» **SHORT PROBLEM**
Copy each line of the data below with the word "Superintendentes".

━━━━━━━━━━

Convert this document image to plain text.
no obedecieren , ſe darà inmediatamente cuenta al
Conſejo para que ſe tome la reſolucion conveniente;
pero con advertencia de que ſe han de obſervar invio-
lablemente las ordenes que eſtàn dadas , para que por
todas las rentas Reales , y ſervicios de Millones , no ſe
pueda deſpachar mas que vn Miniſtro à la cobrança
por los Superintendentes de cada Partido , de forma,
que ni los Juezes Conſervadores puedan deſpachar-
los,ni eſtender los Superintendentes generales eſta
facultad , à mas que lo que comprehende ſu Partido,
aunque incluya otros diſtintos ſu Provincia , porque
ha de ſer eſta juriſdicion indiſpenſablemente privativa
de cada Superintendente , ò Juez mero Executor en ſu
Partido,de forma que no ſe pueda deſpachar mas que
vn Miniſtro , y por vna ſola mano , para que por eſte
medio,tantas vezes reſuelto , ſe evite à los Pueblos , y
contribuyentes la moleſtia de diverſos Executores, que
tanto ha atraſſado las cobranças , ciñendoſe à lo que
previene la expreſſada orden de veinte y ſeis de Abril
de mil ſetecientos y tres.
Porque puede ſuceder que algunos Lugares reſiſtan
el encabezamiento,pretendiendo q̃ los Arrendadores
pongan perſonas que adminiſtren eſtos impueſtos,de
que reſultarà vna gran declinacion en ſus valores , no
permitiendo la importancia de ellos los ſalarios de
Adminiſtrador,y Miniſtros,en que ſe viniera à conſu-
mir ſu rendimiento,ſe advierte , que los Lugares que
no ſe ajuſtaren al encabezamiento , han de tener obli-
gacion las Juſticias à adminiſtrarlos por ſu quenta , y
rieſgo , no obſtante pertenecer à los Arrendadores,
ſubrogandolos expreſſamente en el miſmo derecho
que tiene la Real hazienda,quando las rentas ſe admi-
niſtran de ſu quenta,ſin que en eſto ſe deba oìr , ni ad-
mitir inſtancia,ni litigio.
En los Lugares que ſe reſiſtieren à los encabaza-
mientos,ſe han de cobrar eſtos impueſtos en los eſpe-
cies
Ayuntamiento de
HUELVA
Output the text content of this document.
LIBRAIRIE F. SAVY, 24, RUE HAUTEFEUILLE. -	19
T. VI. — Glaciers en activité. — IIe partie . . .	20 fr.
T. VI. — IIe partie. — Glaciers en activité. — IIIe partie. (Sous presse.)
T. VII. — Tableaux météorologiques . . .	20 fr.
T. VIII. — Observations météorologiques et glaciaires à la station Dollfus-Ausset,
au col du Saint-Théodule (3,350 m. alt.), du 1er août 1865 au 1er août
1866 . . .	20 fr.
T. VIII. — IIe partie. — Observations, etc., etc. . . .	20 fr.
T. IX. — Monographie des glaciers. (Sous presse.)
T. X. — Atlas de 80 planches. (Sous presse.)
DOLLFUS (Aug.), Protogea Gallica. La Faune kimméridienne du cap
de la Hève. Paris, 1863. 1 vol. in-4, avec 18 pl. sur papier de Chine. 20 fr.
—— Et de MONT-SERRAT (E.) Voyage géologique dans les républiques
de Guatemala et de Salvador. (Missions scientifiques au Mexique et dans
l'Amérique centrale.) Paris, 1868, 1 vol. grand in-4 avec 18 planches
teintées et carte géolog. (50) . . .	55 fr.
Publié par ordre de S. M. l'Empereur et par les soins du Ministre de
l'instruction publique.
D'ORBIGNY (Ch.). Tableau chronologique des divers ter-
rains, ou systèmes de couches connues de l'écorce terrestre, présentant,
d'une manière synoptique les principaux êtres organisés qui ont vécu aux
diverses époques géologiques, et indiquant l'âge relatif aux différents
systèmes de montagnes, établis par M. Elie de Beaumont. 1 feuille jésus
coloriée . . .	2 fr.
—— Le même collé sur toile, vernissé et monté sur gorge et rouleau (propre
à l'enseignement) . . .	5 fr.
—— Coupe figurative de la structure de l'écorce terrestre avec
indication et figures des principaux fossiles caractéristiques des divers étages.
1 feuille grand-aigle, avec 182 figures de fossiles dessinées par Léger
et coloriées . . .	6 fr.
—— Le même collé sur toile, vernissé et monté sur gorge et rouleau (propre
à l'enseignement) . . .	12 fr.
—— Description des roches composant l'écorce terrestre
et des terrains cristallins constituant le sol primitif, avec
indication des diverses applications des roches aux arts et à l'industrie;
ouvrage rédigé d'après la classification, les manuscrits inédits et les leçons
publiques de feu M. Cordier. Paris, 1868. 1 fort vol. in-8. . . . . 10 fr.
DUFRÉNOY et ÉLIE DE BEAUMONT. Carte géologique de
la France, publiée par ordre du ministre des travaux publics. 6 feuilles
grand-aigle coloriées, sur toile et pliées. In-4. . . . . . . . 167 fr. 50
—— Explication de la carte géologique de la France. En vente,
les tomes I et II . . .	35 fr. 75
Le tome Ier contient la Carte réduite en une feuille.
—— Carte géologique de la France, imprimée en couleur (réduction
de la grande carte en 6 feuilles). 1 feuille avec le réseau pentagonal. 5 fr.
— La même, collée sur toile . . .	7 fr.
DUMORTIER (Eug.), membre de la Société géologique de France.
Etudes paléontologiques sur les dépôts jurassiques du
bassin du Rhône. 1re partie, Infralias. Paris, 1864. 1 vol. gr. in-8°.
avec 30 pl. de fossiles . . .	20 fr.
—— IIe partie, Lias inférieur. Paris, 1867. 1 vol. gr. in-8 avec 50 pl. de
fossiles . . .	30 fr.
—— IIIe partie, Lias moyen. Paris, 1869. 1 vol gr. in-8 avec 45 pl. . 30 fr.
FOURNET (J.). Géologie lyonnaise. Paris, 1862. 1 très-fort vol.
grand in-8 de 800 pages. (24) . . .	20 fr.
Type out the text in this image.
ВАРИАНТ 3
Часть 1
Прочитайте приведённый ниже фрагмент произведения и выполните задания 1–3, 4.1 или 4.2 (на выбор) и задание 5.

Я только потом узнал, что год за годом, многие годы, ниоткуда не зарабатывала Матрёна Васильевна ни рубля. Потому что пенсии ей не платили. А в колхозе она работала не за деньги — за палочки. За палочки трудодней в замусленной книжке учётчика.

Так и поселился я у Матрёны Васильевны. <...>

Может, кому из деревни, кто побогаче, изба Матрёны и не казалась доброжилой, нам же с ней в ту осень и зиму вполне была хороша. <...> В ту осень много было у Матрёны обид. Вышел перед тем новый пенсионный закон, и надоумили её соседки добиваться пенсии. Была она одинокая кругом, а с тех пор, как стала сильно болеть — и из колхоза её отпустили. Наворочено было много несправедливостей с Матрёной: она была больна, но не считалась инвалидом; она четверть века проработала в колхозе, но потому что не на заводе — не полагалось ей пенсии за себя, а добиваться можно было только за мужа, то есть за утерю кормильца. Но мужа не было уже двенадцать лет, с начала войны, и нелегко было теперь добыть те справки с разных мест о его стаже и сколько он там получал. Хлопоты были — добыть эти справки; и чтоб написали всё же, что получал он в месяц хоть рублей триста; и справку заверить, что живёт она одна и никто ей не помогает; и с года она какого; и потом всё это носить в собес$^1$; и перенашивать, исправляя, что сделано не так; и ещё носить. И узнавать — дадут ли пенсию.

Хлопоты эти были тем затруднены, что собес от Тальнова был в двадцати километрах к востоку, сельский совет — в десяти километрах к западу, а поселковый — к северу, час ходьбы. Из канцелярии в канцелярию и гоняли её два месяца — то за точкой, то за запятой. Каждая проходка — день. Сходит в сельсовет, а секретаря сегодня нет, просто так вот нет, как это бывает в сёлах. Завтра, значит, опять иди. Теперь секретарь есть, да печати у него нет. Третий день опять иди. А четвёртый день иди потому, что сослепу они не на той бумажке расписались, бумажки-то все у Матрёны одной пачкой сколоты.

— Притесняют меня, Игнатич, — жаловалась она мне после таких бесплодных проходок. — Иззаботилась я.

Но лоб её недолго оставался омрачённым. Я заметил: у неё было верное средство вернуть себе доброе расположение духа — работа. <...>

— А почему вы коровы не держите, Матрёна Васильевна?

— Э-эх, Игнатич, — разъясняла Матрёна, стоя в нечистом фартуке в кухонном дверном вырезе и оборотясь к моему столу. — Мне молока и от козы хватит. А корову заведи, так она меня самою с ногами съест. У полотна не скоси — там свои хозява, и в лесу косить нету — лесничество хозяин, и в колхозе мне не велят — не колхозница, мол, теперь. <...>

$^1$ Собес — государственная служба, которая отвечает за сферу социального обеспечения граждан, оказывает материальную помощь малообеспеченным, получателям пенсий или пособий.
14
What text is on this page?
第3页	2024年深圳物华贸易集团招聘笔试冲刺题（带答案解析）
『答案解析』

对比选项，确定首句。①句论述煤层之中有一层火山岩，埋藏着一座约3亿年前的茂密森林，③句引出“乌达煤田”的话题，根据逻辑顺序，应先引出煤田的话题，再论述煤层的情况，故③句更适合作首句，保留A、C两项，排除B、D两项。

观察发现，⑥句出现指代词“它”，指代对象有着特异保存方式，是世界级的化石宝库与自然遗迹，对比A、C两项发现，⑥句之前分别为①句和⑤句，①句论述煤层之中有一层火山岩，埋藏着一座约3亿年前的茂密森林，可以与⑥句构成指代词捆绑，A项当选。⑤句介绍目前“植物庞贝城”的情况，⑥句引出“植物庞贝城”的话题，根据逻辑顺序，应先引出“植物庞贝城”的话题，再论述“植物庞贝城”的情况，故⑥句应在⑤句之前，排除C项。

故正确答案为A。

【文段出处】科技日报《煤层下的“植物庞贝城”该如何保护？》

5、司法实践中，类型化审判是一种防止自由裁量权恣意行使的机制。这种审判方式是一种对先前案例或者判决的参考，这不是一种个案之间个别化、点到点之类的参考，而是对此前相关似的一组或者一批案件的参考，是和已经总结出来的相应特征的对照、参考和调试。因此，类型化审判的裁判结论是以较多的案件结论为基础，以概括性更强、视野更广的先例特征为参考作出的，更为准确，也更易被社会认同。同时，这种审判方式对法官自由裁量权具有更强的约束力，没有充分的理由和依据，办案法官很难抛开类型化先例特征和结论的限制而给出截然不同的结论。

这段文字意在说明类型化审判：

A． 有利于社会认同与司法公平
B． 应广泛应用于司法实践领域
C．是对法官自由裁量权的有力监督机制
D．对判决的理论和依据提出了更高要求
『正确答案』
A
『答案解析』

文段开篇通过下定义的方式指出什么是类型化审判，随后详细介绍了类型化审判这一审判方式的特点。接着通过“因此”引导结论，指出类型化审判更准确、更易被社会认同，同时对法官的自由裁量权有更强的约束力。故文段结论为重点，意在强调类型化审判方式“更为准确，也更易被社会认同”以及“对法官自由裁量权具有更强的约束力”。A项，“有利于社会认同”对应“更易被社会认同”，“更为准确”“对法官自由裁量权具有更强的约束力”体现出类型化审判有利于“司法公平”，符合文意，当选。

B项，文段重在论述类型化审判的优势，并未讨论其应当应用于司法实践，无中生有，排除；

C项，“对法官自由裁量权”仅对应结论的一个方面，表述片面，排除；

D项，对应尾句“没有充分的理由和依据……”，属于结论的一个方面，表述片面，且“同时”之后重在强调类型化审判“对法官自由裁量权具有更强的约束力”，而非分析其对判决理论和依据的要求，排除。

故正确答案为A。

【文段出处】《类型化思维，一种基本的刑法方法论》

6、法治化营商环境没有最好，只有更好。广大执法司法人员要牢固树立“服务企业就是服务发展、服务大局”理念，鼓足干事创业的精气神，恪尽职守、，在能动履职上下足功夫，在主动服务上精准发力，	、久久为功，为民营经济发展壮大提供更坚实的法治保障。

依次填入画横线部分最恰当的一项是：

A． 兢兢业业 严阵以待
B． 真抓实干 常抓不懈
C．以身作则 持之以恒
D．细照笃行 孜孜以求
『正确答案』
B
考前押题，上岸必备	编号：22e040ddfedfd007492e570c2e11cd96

━━━━━━━━━━

» **ANSWER FOR THIS EXERCISE**
por los Superintendentes de cada Partido , de forma,
los,ni eſtender los Superintendentes generales eſta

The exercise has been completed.